#### PROVIDED INFORMATION:
※
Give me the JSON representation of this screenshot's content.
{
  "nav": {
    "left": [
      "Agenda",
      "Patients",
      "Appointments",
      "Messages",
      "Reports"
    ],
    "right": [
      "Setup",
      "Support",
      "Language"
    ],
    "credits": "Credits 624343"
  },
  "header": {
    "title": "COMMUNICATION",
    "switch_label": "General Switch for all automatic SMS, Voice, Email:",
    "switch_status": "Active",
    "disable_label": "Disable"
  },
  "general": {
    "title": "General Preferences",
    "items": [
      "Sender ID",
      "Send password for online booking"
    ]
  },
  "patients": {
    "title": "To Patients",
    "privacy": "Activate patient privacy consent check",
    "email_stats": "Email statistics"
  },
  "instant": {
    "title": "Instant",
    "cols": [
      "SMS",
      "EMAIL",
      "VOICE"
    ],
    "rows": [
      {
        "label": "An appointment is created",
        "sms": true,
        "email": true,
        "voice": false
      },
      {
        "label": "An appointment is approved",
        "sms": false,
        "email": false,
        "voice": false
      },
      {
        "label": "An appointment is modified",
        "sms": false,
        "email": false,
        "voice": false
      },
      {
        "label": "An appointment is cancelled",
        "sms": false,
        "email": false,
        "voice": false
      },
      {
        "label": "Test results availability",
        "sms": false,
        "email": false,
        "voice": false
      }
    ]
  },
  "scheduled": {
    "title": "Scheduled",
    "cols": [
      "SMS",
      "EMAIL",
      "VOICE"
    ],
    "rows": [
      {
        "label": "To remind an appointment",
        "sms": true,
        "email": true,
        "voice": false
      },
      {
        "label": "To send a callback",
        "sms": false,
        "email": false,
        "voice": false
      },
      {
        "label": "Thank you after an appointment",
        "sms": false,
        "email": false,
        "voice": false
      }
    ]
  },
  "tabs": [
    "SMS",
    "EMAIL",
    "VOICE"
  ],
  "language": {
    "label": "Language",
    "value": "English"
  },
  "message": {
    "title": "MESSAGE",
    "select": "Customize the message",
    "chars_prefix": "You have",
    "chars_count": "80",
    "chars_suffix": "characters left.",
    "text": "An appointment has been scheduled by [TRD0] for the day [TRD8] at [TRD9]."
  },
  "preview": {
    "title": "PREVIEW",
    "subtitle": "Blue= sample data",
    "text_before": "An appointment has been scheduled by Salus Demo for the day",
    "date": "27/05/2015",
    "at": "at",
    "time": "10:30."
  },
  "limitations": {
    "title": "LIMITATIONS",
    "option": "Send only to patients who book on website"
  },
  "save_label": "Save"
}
※
#### TASK OBJECTIVE:
What is needed is the data above, output in full and exactly as it stands.

#### ANSWER AREA:
Give me the JSON representation of this screenshot's content.
{
  "nav": {
    "left": [
      "Agenda",
      "Patients",
      "Appointments",
      "Messages",
      "Reports"
    ],
    "right": [
      "Setup",
      "Support",
      "Language"
    ],
    "credits": "Credits 624343"
  },
  "header": {
    "title": "COMMUNICATION",
    "switch_label": "General Switch for all automatic SMS, Voice, Email:",
    "switch_status": "Active",
    "disable_label": "Disable"
  },
  "general": {
    "title": "General Preferences",
    "items": [
      "Sender ID",
      "Send password for online booking"
    ]
  },
  "patients": {
    "title": "To Patients",
    "privacy": "Activate patient privacy consent check",
    "email_stats": "Email statistics"
  },
  "instant": {
    "title": "Instant",
    "cols": [
      "SMS",
      "EMAIL",
      "VOICE"
    ],
    "rows": [
      {
        "label": "An appointment is created",
        "sms": true,
        "email": true,
        "voice": false
      },
      {
        "label": "An appointment is approved",
        "sms": false,
        "email": false,
        "voice": false
      },
      {
        "label": "An appointment is modified",
        "sms": false,
        "email": false,
        "voice": false
      },
      {
        "label": "An appointment is cancelled",
        "sms": false,
        "email": false,
        "voice": false
      },
      {
        "label": "Test results availability",
        "sms": false,
        "email": false,
        "voice": false
      }
    ]
  },
  "scheduled": {
    "title": "Scheduled",
    "cols": [
      "SMS",
      "EMAIL",
      "VOICE"
    ],
    "rows": [
      {
        "label": "To remind an appointment",
        "sms": true,
        "email": true,
        "voice": false
      },
      {
        "label": "To send a callback",
        "sms": false,
        "email": false,
        "voice": false
      },
      {
        "label": "Thank you after an appointment",
        "sms": false,
        "email": false,
        "voice": false
      }
    ]
  },
  "tabs": [
    "SMS",
    "EMAIL",
    "VOICE"
  ],
  "language": {
    "label": "Language",
    "value": "English"
  },
  "message": {
    "title": "MESSAGE",
    "select": "Customize the message",
    "chars_prefix": "You have",
    "chars_count": "80",
    "chars_suffix": "characters left.",
    "text": "An appointment has been scheduled by [TRD0] for the day [TRD8] at [TRD9]."
  },
  "preview": {
    "title": "PREVIEW",
    "subtitle": "Blue= sample data",
    "text_before": "An appointment has been scheduled by Salus Demo for the day",
    "date": "27/05/2015",
    "at": "at",
    "time": "10:30."
  },
  "limitations": {
    "title": "LIMITATIONS",
    "option": "Send only to patients who book on website"
  },
  "save_label": "Save"
}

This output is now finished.